- [Data provided]
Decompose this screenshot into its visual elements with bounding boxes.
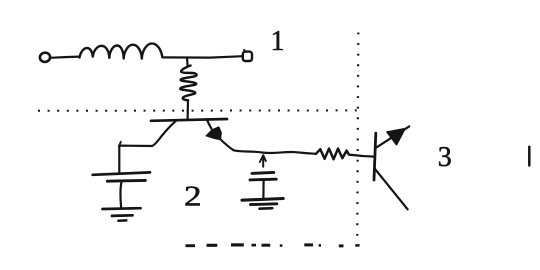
svg-text:3: 3 xyxy=(438,142,452,173)
svg-text:1: 1 xyxy=(271,26,285,57)
svg-text:2: 2 xyxy=(184,181,202,212)
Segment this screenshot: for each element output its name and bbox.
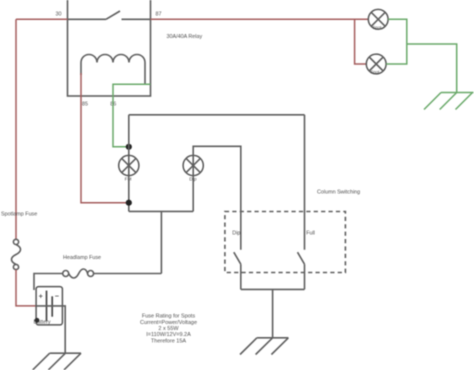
- battery BT1: [34, 287, 63, 326]
- wire green tee to ground: [407, 44, 457, 93]
- svg-text:85: 85: [82, 101, 88, 107]
- wire riser to headlamp fuse: [160, 211, 162, 273]
- svg-text:Headlamp Fuse: Headlamp Fuse: [63, 255, 101, 261]
- svg-text:Spot: Spot: [371, 70, 381, 75]
- svg-text:Spot: Spot: [373, 25, 383, 30]
- lamp FM: [119, 155, 139, 182]
- svg-text:I=110W/12V=9.2A: I=110W/12V=9.2A: [146, 332, 191, 338]
- lamp Spot 2 (lower): [366, 54, 386, 74]
- svg-text:Column Switching: Column Switching: [317, 189, 360, 195]
- svg-text:87: 87: [156, 11, 162, 17]
- switch Dip blade: [234, 252, 241, 264]
- lamp Spot 1 (upper): [368, 9, 388, 29]
- svg-text:2 x 55W: 2 x 55W: [158, 326, 179, 332]
- wire Full switch bottom: [304, 264, 306, 289]
- wire red below spotlamp fuse to battery +: [16, 270, 36, 306]
- relay coil L1: [81, 55, 145, 85]
- wire lamps bottom rail: [129, 210, 193, 212]
- wire main vertical through FM lamp: [128, 115, 130, 156]
- wire switches common rail: [241, 288, 305, 290]
- svg-text:Current=Power/Voltage: Current=Power/Voltage: [140, 320, 197, 326]
- column switching dashed box: [225, 212, 346, 273]
- wire battery through-line and - to ground: [36, 306, 65, 353]
- wire Dip lamp bottom: [192, 176, 194, 212]
- wire red feed from node 30 to battery fuse (left rail): [16, 18, 68, 20]
- svg-text:Therefore 15A: Therefore 15A: [151, 338, 186, 344]
- wire FM lamp bottom: [128, 176, 130, 212]
- wire common rail to ground: [272, 289, 274, 337]
- svg-text:Spotlamp Fuse: Spotlamp Fuse: [1, 212, 37, 218]
- switch Full blade: [298, 252, 305, 264]
- svg-text:Full: Full: [306, 231, 315, 237]
- wire Dip switch bottom: [240, 264, 242, 289]
- node battery junction dot: [35, 318, 40, 323]
- relay switch blade: [106, 11, 120, 19]
- svg-text:−: −: [55, 291, 59, 300]
- wire red vertical left rail: [15, 19, 17, 239]
- relay switch contact (pins 30-87): [68, 18, 107, 20]
- wire red 87 to spot lamps: [151, 18, 369, 20]
- note: fuse rating text block: [140, 314, 197, 345]
- wire green pin 86 from coil: [113, 84, 151, 147]
- lamp Dip: [183, 155, 203, 182]
- ground (top right, green): [424, 93, 474, 110]
- ground (bottom left): [33, 353, 81, 370]
- wire horizontal to Full switch: [129, 114, 305, 116]
- relay K1 box: [68, 0, 151, 96]
- node A junction dot (86 net): [126, 144, 132, 150]
- wire headlamp fuse to lamps rail: [94, 273, 162, 275]
- node B junction dot (85 net): [126, 200, 132, 206]
- svg-text:Fuse Rating for Spots: Fuse Rating for Spots: [142, 314, 195, 320]
- relay switch fixed contact to 87: [122, 18, 151, 20]
- svg-text:Dip: Dip: [232, 231, 240, 237]
- wire red branch down to lower spot lamp: [355, 19, 367, 64]
- svg-text:30A/40A Relay: 30A/40A Relay: [167, 34, 203, 40]
- svg-text:+: +: [39, 292, 43, 301]
- wire Full switch drop: [304, 115, 306, 250]
- ground (bottom middle): [240, 338, 288, 355]
- wire green from upper spot lamp to ground: [386, 19, 407, 64]
- wire battery + to headlamp fuse: [34, 274, 63, 291]
- wire Dip lamp top to Dip switch: [193, 146, 241, 250]
- fuse F1 spotlamp (vertical): [12, 239, 21, 269]
- fuse F2 headlamp (horizontal): [63, 269, 94, 278]
- wire red pin 85 down from coil: [81, 73, 129, 203]
- svg-text:30: 30: [56, 11, 62, 17]
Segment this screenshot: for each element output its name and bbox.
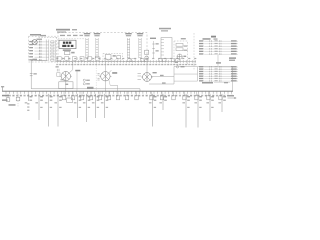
- terminal strip X1: [46, 40, 55, 63]
- wire (M3 up): [146, 62, 148, 73]
- terminal strip X4: [125, 33, 131, 58]
- wire (dashed link to relay panel): [39, 35, 58, 37]
- bus tap fuse boxes: [62, 91, 222, 100]
- M1 base frame: [59, 79, 73, 88]
- meter P1: [32, 39, 42, 45]
- terminal strip X3: [94, 33, 100, 58]
- terminal row fuse pairs: [128, 59, 180, 62]
- wire (M2 branch): [109, 80, 118, 91]
- junction terminals a/b: [83, 79, 90, 85]
- relay module K3 with coil (dashed): [174, 41, 188, 65]
- motor operator M2: [99, 72, 117, 81]
- contact group header: [203, 36, 218, 40]
- bottom wide row: [202, 82, 230, 84]
- indicator below K3: [175, 62, 185, 68]
- inner caption row: [60, 35, 83, 36]
- wire (M3 out upper): [152, 75, 175, 77]
- wire (riser to right panel): [174, 66, 233, 91]
- net label N600: [2, 95, 16, 106]
- relay module K1 (labelled box): [59, 40, 76, 48]
- label above K2: [159, 28, 171, 32]
- wire (M1 to terminal row): [69, 62, 73, 73]
- terminal row X10: [56, 58, 196, 65]
- auxiliary relay group KA (dashed): [103, 53, 123, 60]
- output contact group 1: [199, 40, 238, 55]
- fuse F1: [6, 94, 10, 102]
- drop end marks: [27, 103, 29, 110]
- label above left cabinet: [30, 34, 41, 36]
- wire (M2 up): [105, 62, 111, 73]
- outgoing arrow: [228, 95, 237, 99]
- wire (links to group 2): [174, 74, 198, 81]
- contact rows S1-S6: [29, 41, 46, 61]
- switch chain SA: [150, 38, 159, 58]
- group separator labels: [216, 57, 236, 63]
- DC supply bus: [2, 90, 233, 92]
- relay box K2: [161, 38, 172, 59]
- wire (left loop to rail): [30, 59, 60, 89]
- left control cabinet enclosure (dashed): [29, 36, 57, 62]
- contact left of M1: [56, 66, 60, 71]
- spare feeder box: [67, 98, 73, 102]
- bus label: [87, 87, 94, 89]
- wire (M2 stem): [104, 81, 106, 91]
- terminal strip X2: [84, 33, 90, 58]
- contact near M3: [138, 74, 142, 80]
- panel boundary (dashed): [193, 33, 195, 70]
- fuse F2: [16, 94, 20, 107]
- terminal strip X5: [137, 33, 143, 58]
- inner dashed boundary: [58, 38, 85, 40]
- aux contact under K1: [63, 49, 75, 54]
- pilot lamp HL above M3: [145, 50, 149, 59]
- wire (M1 stem): [65, 81, 67, 91]
- wire (group link): [217, 55, 219, 66]
- motor operator M1: [57, 70, 81, 81]
- wire (bottom rail): [60, 89, 141, 91]
- wire (M1 return): [76, 70, 78, 91]
- bus left end terminal: [1, 86, 4, 91]
- panel title label: [56, 29, 77, 33]
- motor operator M3: [141, 72, 156, 81]
- K3 corner label: [181, 38, 188, 51]
- output contact group 2: [198, 66, 239, 82]
- terminal header boxes: [57, 57, 100, 61]
- wire (M3 out lower): [149, 82, 174, 84]
- bus terminal ticks: [5, 91, 233, 96]
- contact near M2: [96, 63, 99, 90]
- relay panel enclosure (dashed): [58, 33, 147, 62]
- feeder drops: [25, 94, 226, 128]
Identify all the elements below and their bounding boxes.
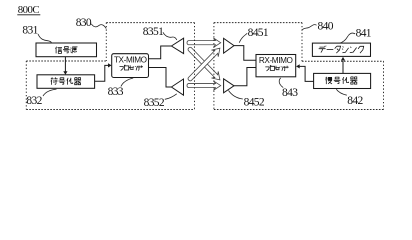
wire 831 to 832 with arrow <box>64 57 66 72</box>
leader 830 <box>91 24 106 29</box>
channel arrow D1 diagonal down-right <box>188 47 220 80</box>
svg-text:RX-MIMO: RX-MIMO <box>259 56 293 65</box>
wire 842 to 843 with arrow <box>300 66 314 81</box>
dashed box 840 right edge <box>383 61 385 109</box>
leader 8452 <box>229 91 243 100</box>
svg-text:8351: 8351 <box>143 26 164 38</box>
channel arrow H1 top straight <box>187 38 221 47</box>
dashed box 830 left edge <box>25 61 27 110</box>
dashed box 840 notch vertical <box>301 23 303 62</box>
svg-text:8352: 8352 <box>144 97 165 109</box>
text encoder <box>51 78 58 85</box>
leader 842 <box>336 89 347 95</box>
text signal source <box>55 47 62 54</box>
leader 833 <box>121 78 133 86</box>
svg-text:841: 841 <box>356 28 372 40</box>
box 832 encoder <box>37 75 95 89</box>
channel arrow D2 diagonal up-right <box>188 48 220 81</box>
box 833 TX-MIMO processor <box>112 54 149 78</box>
wire 842 to 841 with arrow <box>342 61 344 74</box>
leader 840 <box>302 25 316 30</box>
wire 833 to antenna 8351 <box>149 46 172 59</box>
leader 8352 <box>165 94 177 100</box>
leader 8351 <box>163 32 177 40</box>
dashed box 830 notch horizontal <box>26 60 106 62</box>
leader 8451 <box>239 33 247 42</box>
box 843 RX-MIMO processor <box>256 55 296 77</box>
leader 843 <box>279 78 283 88</box>
dashed box 840 left edge <box>213 23 215 110</box>
antenna 8352 <box>171 79 183 95</box>
dashed box 830 right edge <box>194 23 196 110</box>
dashed box 840 bottom edge <box>214 109 384 111</box>
dashed box 830 bottom edge <box>26 109 194 111</box>
text data sink <box>319 46 327 53</box>
svg-text:831: 831 <box>22 25 38 37</box>
svg-text:8451: 8451 <box>248 27 269 39</box>
wire 833 to antenna 8352 <box>149 68 172 88</box>
wire 832 to 833 with arrow <box>95 65 109 81</box>
channel arrow H2 bottom straight <box>187 81 221 90</box>
leader 832 <box>43 89 57 96</box>
dashed box 830 transmitter top edge <box>106 22 194 24</box>
box 841 data sink <box>312 43 370 56</box>
svg-text:833: 833 <box>108 86 124 98</box>
dashed box 840 receiver top edge <box>214 22 302 24</box>
svg-text:832: 832 <box>26 95 42 107</box>
text decoder <box>326 77 333 84</box>
text processor small tx <box>120 65 126 71</box>
wire antenna 8452 to RX-MIMO <box>234 68 256 86</box>
box 842 decoder <box>314 73 371 88</box>
svg-text:TX-MIMO: TX-MIMO <box>114 56 147 65</box>
dashed box 840 step horizontal <box>302 60 384 62</box>
antenna 8351 <box>171 38 183 53</box>
svg-text:830: 830 <box>76 17 92 29</box>
dashed box 830 notch vertical <box>105 23 107 61</box>
antenna 8451 <box>224 38 234 53</box>
svg-text:8452: 8452 <box>244 96 265 108</box>
box 831 signal source <box>36 43 97 57</box>
leader 831 <box>38 34 52 43</box>
antenna 8452 <box>224 79 234 93</box>
svg-text:843: 843 <box>282 87 298 99</box>
text processor small rx <box>265 66 271 72</box>
svg-text:842: 842 <box>347 95 363 107</box>
svg-text:840: 840 <box>318 20 334 32</box>
leader 841 <box>340 33 356 43</box>
wire antenna 8451 to RX-MIMO <box>234 46 256 61</box>
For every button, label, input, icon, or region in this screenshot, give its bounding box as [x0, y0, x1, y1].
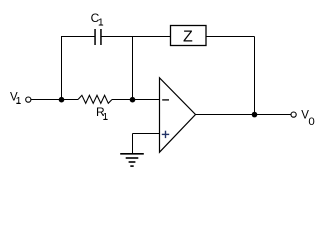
- label V1: [10, 92, 22, 107]
- wire input from V1 terminal to node A: [31, 99, 62, 101]
- node V0 terminal: [291, 112, 296, 117]
- wire Z box to right vertical: [206, 36, 255, 38]
- wire op-amp output to V0 terminal: [196, 114, 292, 116]
- wire mid vertical from top wire down to node B: [132, 37, 134, 100]
- node output junction dot: [252, 112, 258, 118]
- wire resistor to node B: [112, 99, 133, 101]
- svg-text:1: 1: [98, 17, 104, 29]
- op-amp non-inverting input marking: [162, 131, 169, 138]
- svg-text:1: 1: [102, 111, 108, 123]
- node B junction dot: [130, 97, 136, 103]
- ground: [120, 154, 144, 166]
- wire node B to op-amp inverting input: [133, 99, 160, 101]
- impedance Z box: [171, 26, 207, 46]
- node A junction dot: [59, 97, 65, 103]
- svg-text:0: 0: [308, 116, 314, 128]
- wire right vertical down to output node: [254, 37, 256, 115]
- node V1 terminal: [26, 97, 31, 102]
- label C1: [91, 11, 104, 28]
- wire top horizontal left of C1: [61, 36, 95, 38]
- svg-text:1: 1: [16, 95, 22, 107]
- wire ground branch vertical: [132, 134, 134, 154]
- capacitor C1: [95, 29, 101, 45]
- wire top horizontal right of C1 to Z box: [101, 36, 171, 38]
- label R1: [96, 105, 108, 123]
- svg-text:Z: Z: [183, 29, 193, 46]
- wire node A to resistor: [62, 99, 79, 101]
- resistor R1: [78, 95, 112, 103]
- wire left vertical from node A up: [61, 36, 63, 100]
- wire non-inverting input horizontal: [133, 133, 160, 135]
- op-amp U1: [160, 78, 196, 152]
- label V0: [301, 109, 315, 127]
- op-amp inverting input marking: [162, 99, 169, 101]
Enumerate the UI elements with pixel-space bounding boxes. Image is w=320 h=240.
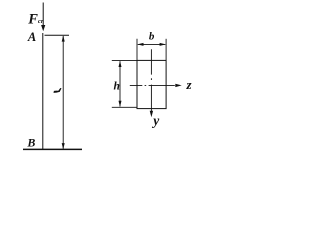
label l (rotated)	[54, 88, 62, 93]
svg-text:A: A	[27, 30, 36, 44]
dimension line h	[119, 61, 122, 107]
centerline axis y	[150, 49, 153, 117]
svg-text:z: z	[186, 77, 193, 92]
force arrow Fcr	[41, 3, 45, 32]
svg-text:F: F	[27, 12, 38, 28]
centerline axis z	[130, 84, 182, 87]
column AB	[42, 33, 44, 150]
svg-text:B: B	[26, 136, 35, 150]
dimension line l	[62, 35, 65, 149]
dimension line b	[137, 43, 166, 46]
extension line top	[45, 34, 70, 36]
extension lines b	[137, 39, 166, 60]
base line	[23, 148, 82, 150]
label Fcr	[27, 12, 44, 28]
svg-text:h: h	[114, 80, 120, 92]
extension lines h	[112, 61, 137, 108]
svg-text:cr: cr	[38, 18, 44, 25]
svg-text:y: y	[151, 113, 160, 128]
svg-text:b: b	[149, 31, 155, 43]
cross-section rectangle	[137, 60, 166, 108]
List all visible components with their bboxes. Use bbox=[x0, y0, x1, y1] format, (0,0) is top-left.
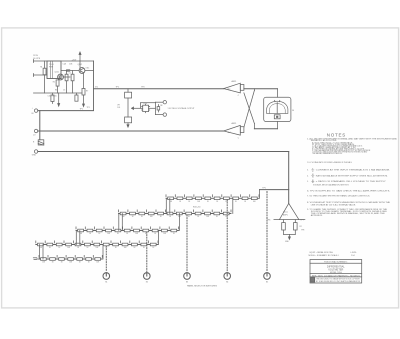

- [Stated task] Write out the lines between the line containing "- terminal strip X1: [46, 40, 55, 63]" and the line containing "- meter P1: [32, 39, 42, 45]", inclusive.

- [Task response]
- terminal strip X1: [46, 40, 55, 63]
- wire (M3 up): [146, 62, 148, 73]
- terminal strip X4: [125, 33, 131, 58]
- wire (dashed link to relay panel): [39, 35, 58, 37]
- bus tap fuse boxes: [62, 91, 222, 100]
- M1 base frame: [59, 79, 73, 88]
- meter P1: [32, 39, 42, 45]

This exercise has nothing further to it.